- YOUR INSTRUCTIONS
Set out each line from the following listing that includes the word "field".

DATA FOR THE TASK start

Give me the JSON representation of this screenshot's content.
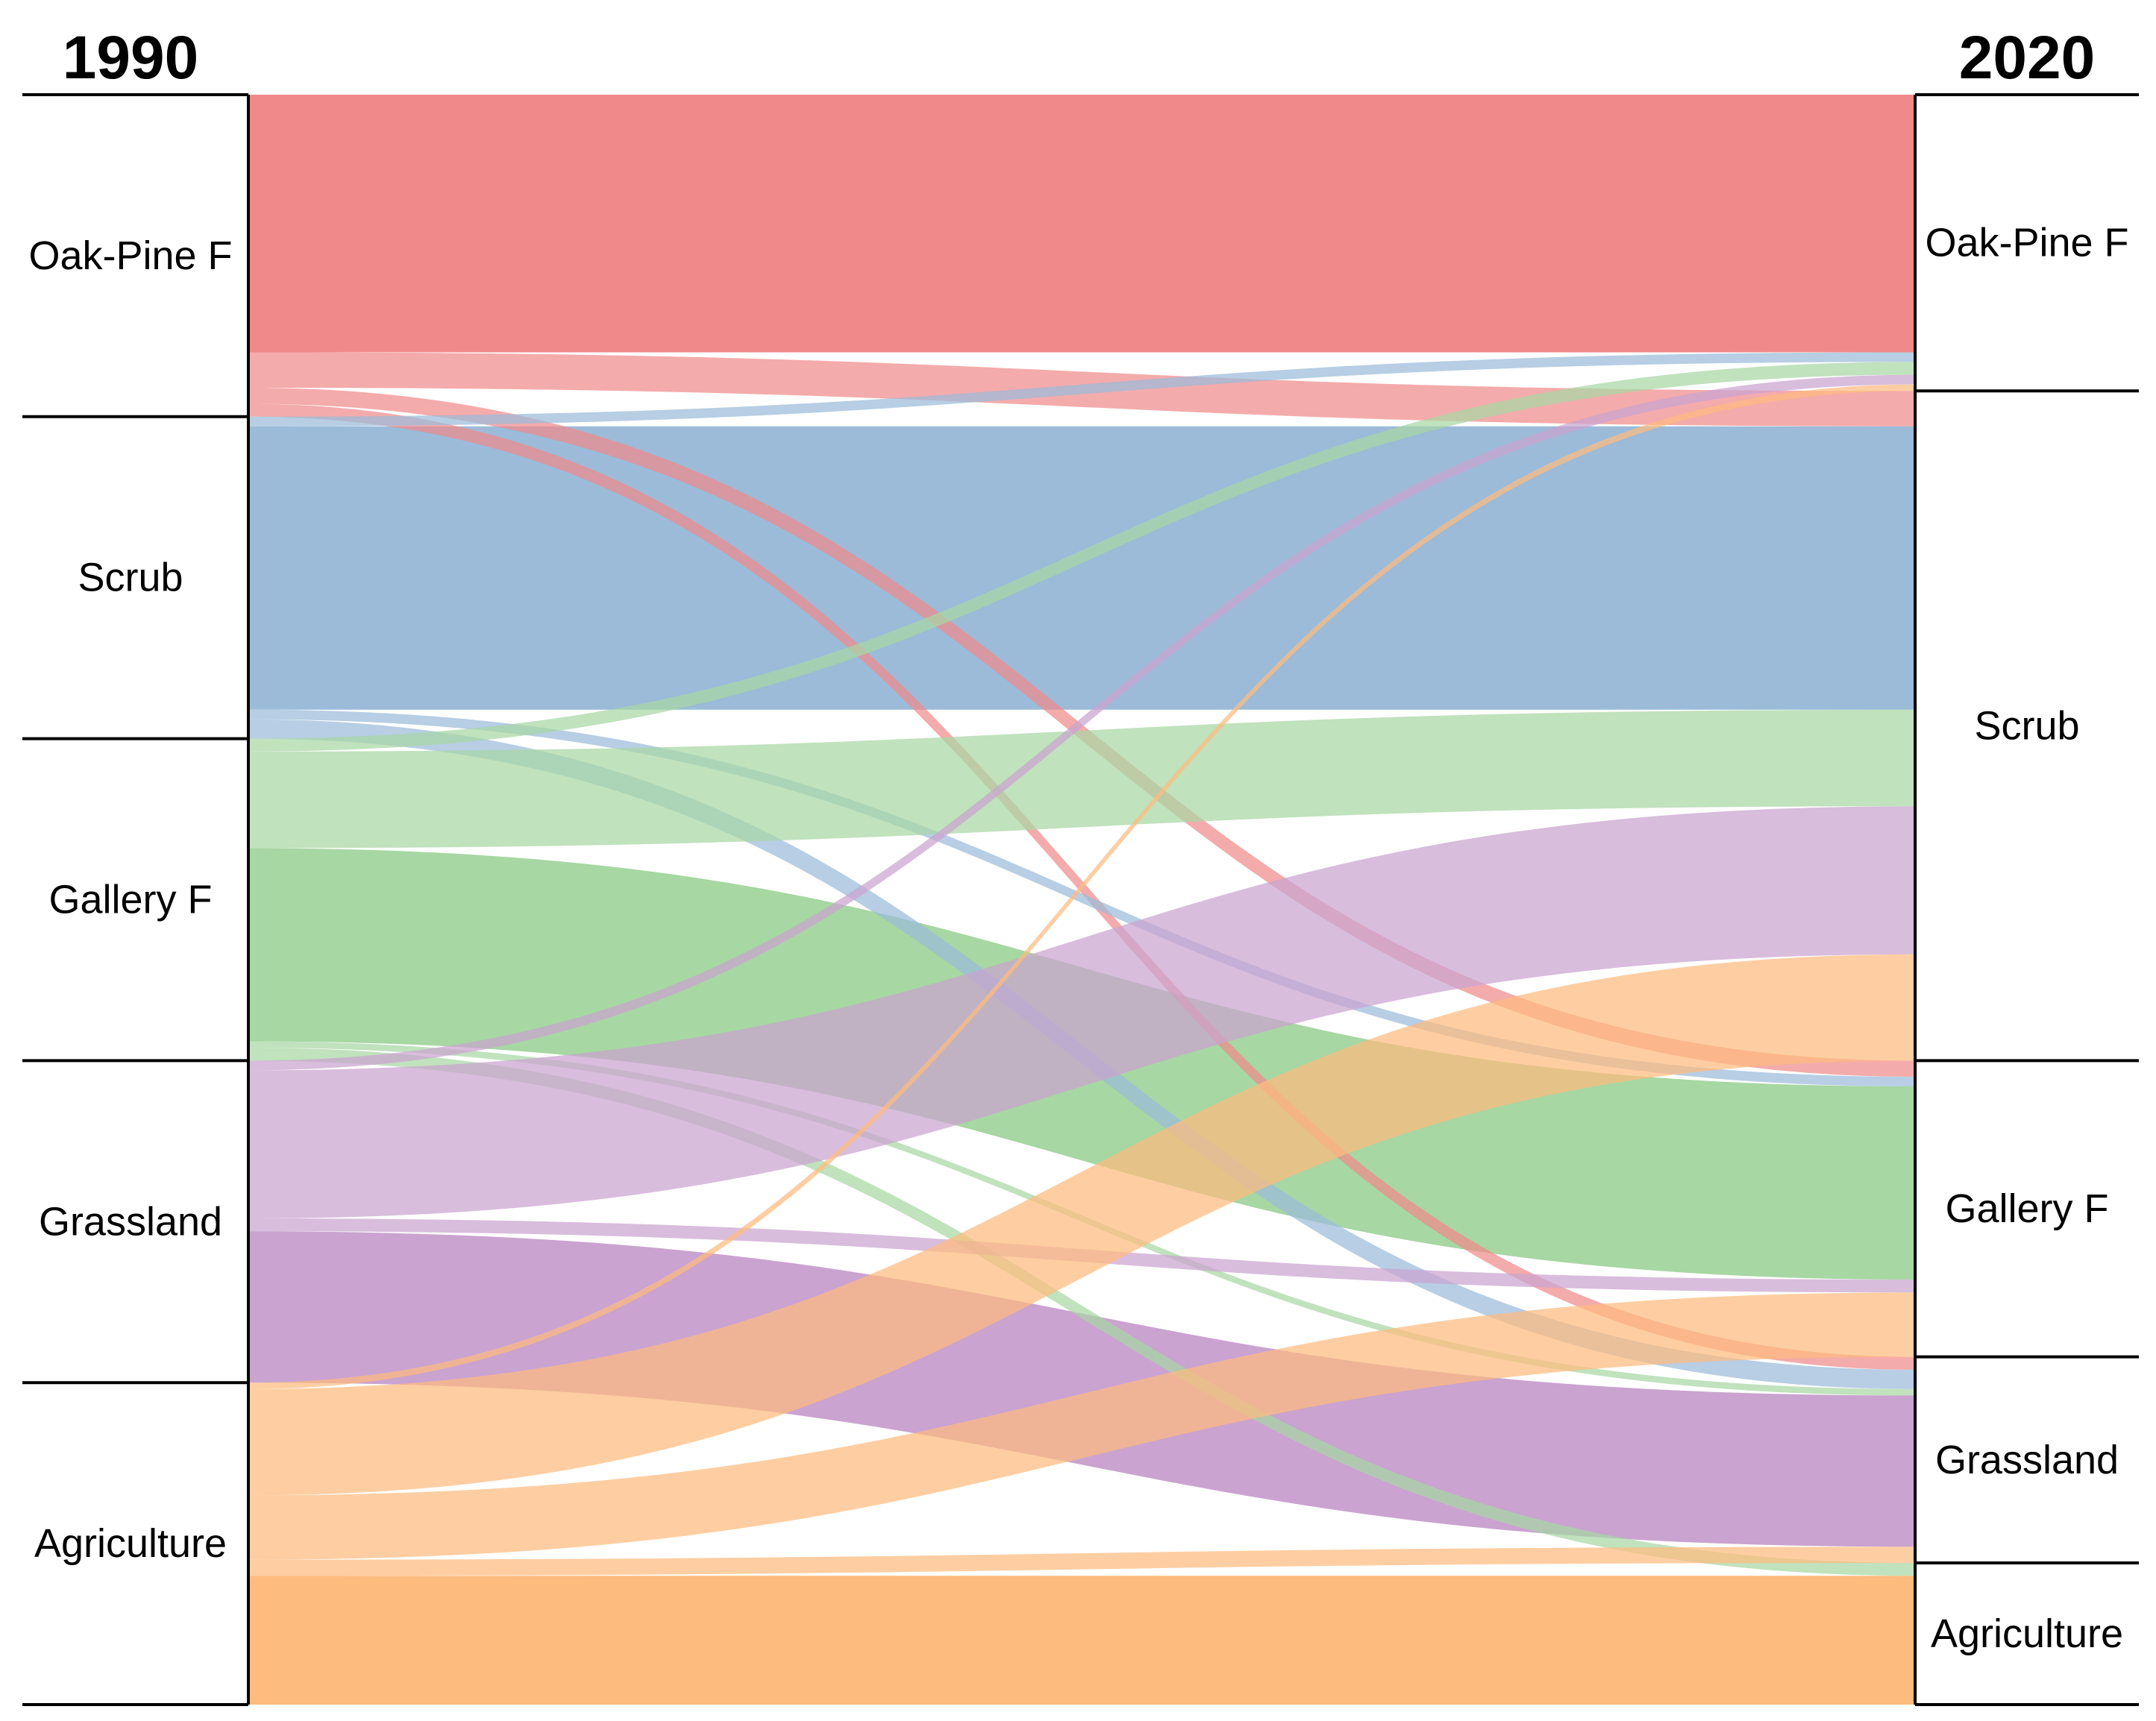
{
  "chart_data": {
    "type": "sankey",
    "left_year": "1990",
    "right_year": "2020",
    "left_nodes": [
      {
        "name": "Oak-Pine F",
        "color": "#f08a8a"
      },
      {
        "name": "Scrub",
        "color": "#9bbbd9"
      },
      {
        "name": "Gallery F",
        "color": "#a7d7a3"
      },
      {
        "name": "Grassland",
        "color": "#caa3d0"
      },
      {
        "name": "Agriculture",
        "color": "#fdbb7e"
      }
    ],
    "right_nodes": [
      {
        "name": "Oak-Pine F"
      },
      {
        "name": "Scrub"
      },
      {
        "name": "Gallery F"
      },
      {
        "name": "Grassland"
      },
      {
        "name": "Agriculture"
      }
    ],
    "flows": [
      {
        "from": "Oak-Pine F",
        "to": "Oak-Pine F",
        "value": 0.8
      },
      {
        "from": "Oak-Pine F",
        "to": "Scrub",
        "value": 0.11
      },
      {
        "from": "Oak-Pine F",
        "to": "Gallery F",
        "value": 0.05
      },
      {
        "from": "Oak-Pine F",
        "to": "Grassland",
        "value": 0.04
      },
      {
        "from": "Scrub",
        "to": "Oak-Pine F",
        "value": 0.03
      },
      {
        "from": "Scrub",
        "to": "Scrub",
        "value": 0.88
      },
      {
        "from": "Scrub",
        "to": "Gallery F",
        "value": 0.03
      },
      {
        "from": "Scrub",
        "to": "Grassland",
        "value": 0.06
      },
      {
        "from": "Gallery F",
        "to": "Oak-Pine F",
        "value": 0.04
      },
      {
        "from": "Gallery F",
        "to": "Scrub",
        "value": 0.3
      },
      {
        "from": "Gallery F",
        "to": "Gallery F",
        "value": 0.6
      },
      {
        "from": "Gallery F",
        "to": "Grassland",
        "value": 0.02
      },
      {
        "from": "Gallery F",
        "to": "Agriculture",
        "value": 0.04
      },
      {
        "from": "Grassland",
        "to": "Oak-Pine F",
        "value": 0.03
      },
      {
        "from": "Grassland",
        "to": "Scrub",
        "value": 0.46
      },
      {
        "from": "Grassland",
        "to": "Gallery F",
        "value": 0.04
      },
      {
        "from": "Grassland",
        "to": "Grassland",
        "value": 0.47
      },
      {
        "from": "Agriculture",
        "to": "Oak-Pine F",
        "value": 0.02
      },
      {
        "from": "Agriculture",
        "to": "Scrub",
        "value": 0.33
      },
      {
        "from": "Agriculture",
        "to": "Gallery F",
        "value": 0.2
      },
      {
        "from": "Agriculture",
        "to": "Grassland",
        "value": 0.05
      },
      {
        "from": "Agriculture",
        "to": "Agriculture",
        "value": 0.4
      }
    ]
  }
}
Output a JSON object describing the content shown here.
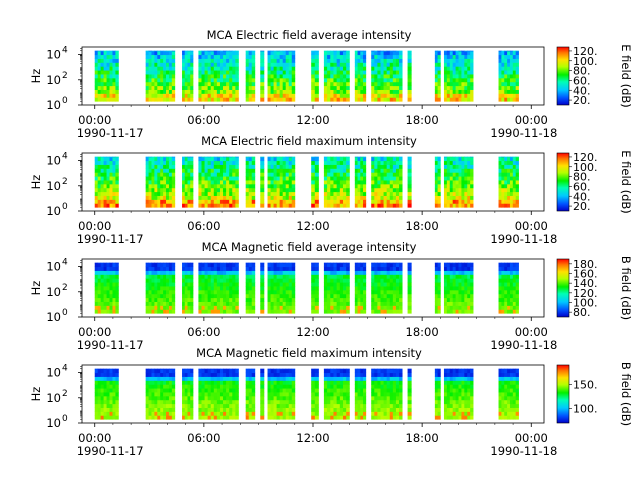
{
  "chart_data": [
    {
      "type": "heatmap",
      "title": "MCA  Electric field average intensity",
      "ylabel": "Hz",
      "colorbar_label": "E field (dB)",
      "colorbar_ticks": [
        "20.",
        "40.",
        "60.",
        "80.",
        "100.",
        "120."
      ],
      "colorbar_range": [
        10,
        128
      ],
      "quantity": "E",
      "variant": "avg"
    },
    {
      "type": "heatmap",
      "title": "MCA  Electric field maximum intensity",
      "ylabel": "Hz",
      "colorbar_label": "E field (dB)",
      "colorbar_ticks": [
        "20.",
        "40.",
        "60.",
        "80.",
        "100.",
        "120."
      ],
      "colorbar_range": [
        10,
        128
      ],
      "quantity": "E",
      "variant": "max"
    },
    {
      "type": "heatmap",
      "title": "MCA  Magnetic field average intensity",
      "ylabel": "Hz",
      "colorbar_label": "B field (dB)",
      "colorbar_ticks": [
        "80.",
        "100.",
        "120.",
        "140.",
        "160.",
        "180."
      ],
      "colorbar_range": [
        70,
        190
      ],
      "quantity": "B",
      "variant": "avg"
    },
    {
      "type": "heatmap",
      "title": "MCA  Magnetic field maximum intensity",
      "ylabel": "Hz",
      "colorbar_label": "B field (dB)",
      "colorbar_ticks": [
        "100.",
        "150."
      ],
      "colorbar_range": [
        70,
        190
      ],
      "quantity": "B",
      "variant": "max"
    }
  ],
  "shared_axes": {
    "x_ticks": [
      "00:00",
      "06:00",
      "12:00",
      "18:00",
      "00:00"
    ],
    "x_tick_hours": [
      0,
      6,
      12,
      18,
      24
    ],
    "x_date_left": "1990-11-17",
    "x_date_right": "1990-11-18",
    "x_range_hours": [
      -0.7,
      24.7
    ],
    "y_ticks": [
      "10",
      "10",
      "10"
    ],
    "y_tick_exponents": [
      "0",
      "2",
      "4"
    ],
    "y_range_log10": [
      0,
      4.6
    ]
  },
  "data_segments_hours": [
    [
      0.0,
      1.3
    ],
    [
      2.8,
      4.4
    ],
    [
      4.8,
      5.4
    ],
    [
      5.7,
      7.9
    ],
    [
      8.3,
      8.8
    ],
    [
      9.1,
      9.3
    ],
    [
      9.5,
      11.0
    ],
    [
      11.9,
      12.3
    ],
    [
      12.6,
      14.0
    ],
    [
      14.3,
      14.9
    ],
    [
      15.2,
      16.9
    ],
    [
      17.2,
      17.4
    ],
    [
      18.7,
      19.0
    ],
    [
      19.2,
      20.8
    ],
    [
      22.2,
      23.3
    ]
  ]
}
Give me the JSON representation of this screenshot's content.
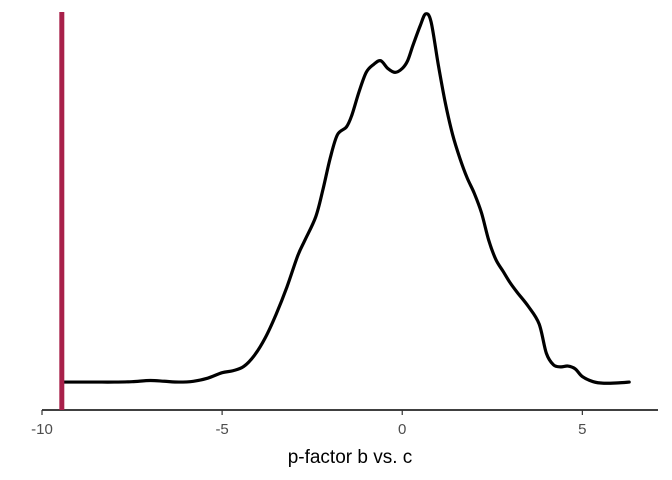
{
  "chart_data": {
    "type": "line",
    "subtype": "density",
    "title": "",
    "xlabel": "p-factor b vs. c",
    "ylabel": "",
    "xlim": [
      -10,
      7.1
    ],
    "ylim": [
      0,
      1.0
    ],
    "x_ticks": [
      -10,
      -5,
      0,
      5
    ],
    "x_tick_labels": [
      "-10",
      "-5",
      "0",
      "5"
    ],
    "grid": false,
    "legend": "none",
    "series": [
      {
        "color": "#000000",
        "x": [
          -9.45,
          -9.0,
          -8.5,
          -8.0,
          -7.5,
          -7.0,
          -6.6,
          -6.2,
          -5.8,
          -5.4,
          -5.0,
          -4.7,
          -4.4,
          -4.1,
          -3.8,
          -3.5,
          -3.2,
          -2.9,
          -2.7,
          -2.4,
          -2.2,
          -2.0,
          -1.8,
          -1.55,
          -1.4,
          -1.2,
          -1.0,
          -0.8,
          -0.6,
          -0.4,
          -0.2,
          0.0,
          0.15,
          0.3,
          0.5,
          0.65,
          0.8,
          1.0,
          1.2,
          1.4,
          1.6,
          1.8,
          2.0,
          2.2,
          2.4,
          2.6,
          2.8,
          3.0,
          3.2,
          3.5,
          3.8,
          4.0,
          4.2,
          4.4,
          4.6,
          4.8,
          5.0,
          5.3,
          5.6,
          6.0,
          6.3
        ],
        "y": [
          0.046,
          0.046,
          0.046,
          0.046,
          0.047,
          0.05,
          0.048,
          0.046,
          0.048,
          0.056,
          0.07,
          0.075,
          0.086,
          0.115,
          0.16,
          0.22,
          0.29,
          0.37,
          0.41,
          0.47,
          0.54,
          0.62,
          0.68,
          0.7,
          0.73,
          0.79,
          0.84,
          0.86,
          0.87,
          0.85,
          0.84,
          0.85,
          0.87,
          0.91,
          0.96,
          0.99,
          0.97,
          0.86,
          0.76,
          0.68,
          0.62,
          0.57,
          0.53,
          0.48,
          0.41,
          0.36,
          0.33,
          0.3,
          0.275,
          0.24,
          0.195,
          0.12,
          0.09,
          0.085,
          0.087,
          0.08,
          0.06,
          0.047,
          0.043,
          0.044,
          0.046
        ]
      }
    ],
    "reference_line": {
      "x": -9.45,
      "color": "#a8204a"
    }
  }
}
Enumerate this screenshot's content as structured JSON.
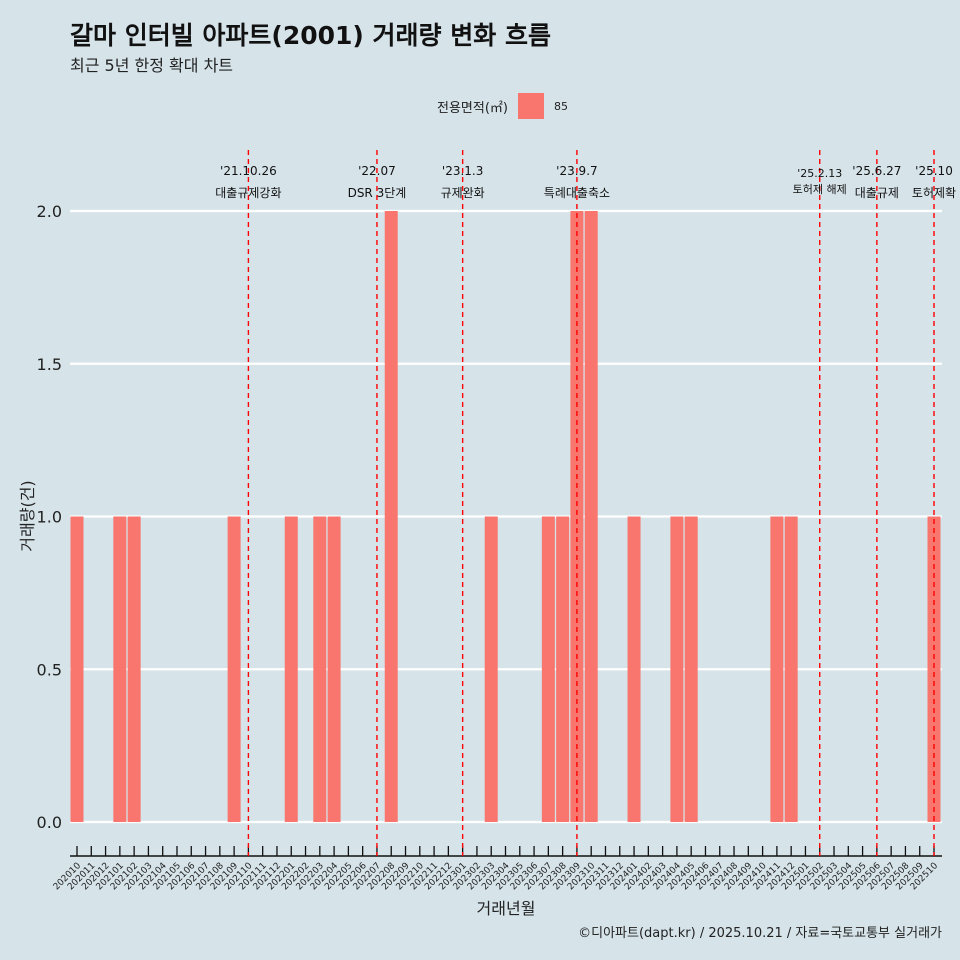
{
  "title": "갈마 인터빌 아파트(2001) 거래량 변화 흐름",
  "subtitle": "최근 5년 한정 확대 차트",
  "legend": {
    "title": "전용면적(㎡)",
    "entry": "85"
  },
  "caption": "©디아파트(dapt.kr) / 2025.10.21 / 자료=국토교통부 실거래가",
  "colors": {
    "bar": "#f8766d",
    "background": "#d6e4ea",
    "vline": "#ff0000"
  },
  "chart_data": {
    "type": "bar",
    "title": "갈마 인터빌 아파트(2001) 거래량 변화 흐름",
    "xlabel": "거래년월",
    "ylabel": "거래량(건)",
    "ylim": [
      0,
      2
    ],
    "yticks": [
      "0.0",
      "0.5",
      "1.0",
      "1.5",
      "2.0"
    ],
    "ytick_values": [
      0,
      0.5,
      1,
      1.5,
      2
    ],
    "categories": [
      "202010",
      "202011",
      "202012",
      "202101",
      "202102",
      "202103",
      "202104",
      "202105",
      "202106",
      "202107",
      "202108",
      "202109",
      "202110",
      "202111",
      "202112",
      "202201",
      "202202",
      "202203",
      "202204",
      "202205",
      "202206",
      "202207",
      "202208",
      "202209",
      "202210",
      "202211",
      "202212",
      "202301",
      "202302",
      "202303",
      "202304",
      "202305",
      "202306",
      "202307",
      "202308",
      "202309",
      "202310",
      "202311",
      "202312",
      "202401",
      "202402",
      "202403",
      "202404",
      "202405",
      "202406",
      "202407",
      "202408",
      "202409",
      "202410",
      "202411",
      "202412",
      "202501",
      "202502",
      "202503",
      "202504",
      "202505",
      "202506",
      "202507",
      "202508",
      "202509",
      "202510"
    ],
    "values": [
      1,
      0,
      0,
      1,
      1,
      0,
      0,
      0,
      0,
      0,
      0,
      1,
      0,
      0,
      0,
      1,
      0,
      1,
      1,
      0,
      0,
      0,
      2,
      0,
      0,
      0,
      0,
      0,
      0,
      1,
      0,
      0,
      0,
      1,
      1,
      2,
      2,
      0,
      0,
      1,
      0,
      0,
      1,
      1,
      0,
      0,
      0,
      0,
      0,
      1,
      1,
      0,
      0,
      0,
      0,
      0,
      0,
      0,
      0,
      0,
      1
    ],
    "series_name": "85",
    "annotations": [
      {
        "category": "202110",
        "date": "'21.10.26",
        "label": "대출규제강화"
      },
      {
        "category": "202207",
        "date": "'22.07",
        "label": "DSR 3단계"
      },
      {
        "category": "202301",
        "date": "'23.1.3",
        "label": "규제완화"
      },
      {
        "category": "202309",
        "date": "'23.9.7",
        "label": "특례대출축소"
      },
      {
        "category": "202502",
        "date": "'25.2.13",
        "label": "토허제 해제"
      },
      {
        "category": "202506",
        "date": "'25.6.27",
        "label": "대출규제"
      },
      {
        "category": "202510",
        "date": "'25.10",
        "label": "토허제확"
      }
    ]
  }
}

DATA FOR THE TASK end

- WRITTEN ANSWER
      "title": "MCA  Electric field average intensity",
      "colorbar_label": "E field (dB)",
      "title": "MCA  Electric field maximum intensity",
      "colorbar_label": "E field (dB)",
      "title": "MCA  Magnetic field average intensity",
      "colorbar_label": "B field (dB)",
      "title": "MCA  Magnetic field maximum intensity",
      "colorbar_label": "B field (dB)",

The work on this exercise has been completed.